▶ _REQUIREMENTS_
• A. According to the passage on American diners, in what year did Charles Palmer receive the first patent for the diner?
• B. Write the next part of the passage on American diners, starting after its last sentence.

▶ _DOCUMENT SECTION_
----

Even today many diners share an archetypal exterior form. Some of the earliest were converted rail cars, retaining their streamlined structure and interior fittings. From the 1920s to the 1940s, diners, by then commonly known as "lunch cars", were usually prefabricated in factories like modern mobile homes and delivered on site with only the utilities needing to be connected. As a result, many early diners were typically small and narrow in order to fit onto a rail car or truck. This small footprint also allowed them to be fitted into tiny and relatively inexpensive lots that otherwise were unable to support a larger enterprise. Diners were historically small businesses operated by the owner, with some presence of restaurant chains evolving over time.
Diners typically serve staples of American cuisine such as hamburgers, french fries, club sandwiches, and other simple, quickly cooked, and inexpensive fare, such as meatloaf. Much of the food is grilled, as early diners were based around a gas-fueled flat-top. Coffee is a diner staple. Diners often serve hand-blended milkshakes and desserts such as pies, which are typically displayed in a glass case. Comfort food cuisine draws heavily from, and is deeply rooted in, traditional diner fare.
Classic American diners often have an exterior layer of stainless steel siding—a feature unique to diner architecture. In some cases, diners share nostalgic, retro style features also found in some restored drive-ins and old movie theatres.
A crude precursor of the diner was created in 1872 by Walter Scott, who sold food out of a horse-pulled wagon to employees of the Providence Journal, in Providence, Rhode Island. Scott's diner can be considered the first diner with walk-up service, as it had windows on each side of the wagon. Commercial production of such "lunch wagons" began in Worcester, Massachusetts, in 1887, by Thomas Buckley. Buckley was successful and became known for his "White House Cafe" wagons. Charles Palmer received the first patent (1893) for the diner, which he billed as a "Night-Lunch Wagon." He built his "fancy night cafes" and "night lunch wagons" in the Worcester area until 1901.
As the number of seats increased, wagons gave way to pre-fabricated buildings made by many of the same manufacturers which had made the wagons. Like the lunch wagon, a stationary diner allowed one to set up a food service business quickly using pre-assembled constructs and equipment.
Jerry O'Mahony (1890-1969) of Bayonne, New Jersey, is credited by some to have made the first such "diner". The O'Mahony Diner Company of Elizabeth, New Jersey, produced 2,000 diners from 1917 to 1952. Only approximately twenty remain throughout the United States and abroad. Others more credibly credit Philip H. Duprey and Grenville Stoddard, who established the Worcester Lunch Car and Carriage Manufacturing Company in Worcester, Massachusetts, in 1906, when O'Mahony was still just 16.

----

▶ _DATA ENTRIES_

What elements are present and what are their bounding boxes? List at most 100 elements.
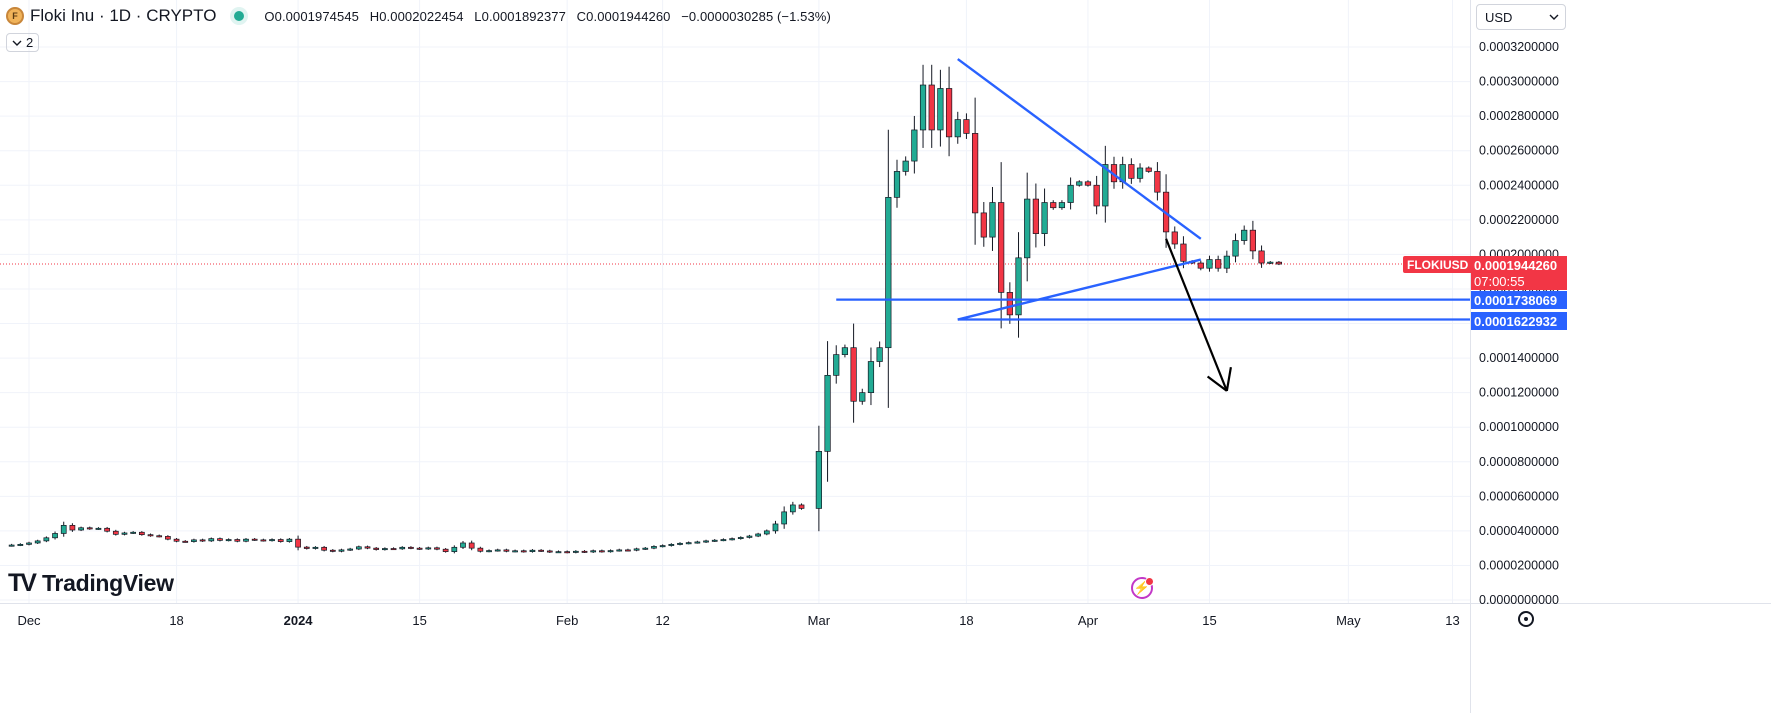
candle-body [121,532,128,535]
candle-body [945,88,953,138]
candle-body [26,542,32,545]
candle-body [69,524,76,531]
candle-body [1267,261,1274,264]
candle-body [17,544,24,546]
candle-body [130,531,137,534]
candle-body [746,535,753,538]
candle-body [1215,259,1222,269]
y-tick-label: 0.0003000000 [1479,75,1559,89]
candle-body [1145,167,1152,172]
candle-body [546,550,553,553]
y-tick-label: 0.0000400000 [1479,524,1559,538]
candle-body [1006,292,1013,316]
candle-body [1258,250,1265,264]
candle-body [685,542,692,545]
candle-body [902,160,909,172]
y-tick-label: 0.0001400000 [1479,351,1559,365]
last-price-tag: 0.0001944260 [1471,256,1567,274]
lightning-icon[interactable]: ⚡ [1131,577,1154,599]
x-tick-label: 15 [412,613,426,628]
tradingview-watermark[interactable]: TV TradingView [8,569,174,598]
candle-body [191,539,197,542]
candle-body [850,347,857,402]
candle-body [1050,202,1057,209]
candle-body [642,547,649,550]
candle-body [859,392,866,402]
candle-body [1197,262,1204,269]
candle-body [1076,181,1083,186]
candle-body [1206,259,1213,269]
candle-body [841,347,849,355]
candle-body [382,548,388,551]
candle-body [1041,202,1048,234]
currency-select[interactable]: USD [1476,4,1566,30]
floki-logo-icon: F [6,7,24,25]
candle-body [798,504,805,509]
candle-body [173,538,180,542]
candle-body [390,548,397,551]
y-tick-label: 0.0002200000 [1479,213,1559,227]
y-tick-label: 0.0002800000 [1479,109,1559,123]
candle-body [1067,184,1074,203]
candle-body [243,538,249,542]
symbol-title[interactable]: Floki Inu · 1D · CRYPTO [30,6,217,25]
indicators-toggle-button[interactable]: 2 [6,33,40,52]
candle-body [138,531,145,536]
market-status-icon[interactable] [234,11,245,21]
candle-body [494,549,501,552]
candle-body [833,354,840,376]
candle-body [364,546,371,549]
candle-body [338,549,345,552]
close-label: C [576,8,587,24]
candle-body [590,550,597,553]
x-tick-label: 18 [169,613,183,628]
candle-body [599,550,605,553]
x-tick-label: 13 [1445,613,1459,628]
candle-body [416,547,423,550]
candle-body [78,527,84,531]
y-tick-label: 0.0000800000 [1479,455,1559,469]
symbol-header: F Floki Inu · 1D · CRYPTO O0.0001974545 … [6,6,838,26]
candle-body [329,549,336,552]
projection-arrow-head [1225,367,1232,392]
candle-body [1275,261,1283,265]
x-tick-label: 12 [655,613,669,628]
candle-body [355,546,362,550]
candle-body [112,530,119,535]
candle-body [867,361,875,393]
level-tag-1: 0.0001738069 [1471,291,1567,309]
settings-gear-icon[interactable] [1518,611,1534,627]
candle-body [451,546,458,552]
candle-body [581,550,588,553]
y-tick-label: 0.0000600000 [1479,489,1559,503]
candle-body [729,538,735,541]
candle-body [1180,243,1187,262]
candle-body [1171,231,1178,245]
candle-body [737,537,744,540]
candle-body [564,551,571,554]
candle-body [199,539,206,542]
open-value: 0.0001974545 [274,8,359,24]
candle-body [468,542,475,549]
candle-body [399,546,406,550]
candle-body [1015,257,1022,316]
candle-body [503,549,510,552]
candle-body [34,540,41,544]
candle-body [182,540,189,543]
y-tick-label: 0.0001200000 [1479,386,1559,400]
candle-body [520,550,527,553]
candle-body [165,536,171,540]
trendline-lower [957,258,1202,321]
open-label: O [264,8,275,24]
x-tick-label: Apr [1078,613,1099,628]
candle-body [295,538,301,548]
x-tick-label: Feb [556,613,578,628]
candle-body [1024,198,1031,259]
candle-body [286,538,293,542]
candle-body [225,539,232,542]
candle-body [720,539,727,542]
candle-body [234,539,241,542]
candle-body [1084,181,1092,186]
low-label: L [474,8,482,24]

----

▶ _THE REPLIES_
• A. 1893

• B.
Until the Great Depression, most diner manufacturers and their customers were located in the Northeast. Diner manufacturing suffered with other industries during the Depression, though not as much as many industries, and the diner offered a less expensive way of getting into the restaurant business as well as less expensive food than more formal establishments. After World War II, as the economy returned to civilian production and the suburbs boomed, diners were an attractive small business opportunity. During this period, diners spread beyond their original urban and small town market to highway strips in the suburbs, even reaching the Midwest, with manufacturers such as Valentine. After the Interstate Highway System was implemented in the U.S. in the 1960s, diners saw a boom in business as mobile travellers would stop for a meal.
In many areas, diners were superseded in the 1970s by fast food restaurants, but in parts of New Jersey, New York, the New England states, Delaware, and Pennsylvania, the independently-owned diner remains relatively common. Since the 1970s, most newly constructed diners lack the original narrow, stainless steel, streamlined appearance, and are usually much bigger buildings, though some are still made of several prefabricated modules, assembled on site, and manufactured by the old line diner builders. A wide variety of architectural styles were now used for these later diners, including Cape Cod and Colonial styles. The old-style single module diners featuring a long counter and a few small booths sometimes now grew additional dining rooms, lavish wallpaper, fountains, crystal chandeliers and Greek statuary. The definition of the term "diner" began to blur as older, prefabricated diners received more conventional frame additions, sometimes leaving the original structure nearly unrecognizable as it was surrounded by new construction or a renovated facade. Businesses that called themselves diners but which were built onsite and not prefabricated began to appear. These larger establishments were sometimes known as diner-restaurants.
- Bixler Manufacturing Company
- DeRaffele Manufacturing Co. Inc
- Fodero Dining Car Company
- Jerry O'Mahony Diner Company
- Kullman Dining Car Company
- Mountain View Diners Company
- Silk City Diners
- Tierney Dining Cars
- Worcester Lunch Car Company
- Sterling Streamliner diners
Inspired by the streamlined trains, and especially the Burlington Zephyr, Roland Stickney designed a diner in the shape of a streamlined train called the Sterling Streamliner in 1939. Built by the J.B. Judkins coach company, which had built custom car bodies, the Sterling and other diner production ceased in 1942 at the beginning of American involvement in World War II. Two Sterling Streamliners remain in operation: the Salem Diner at its original location in Salem, Massachusetts and the Modern Diner in Pawtucket, Rhode Island.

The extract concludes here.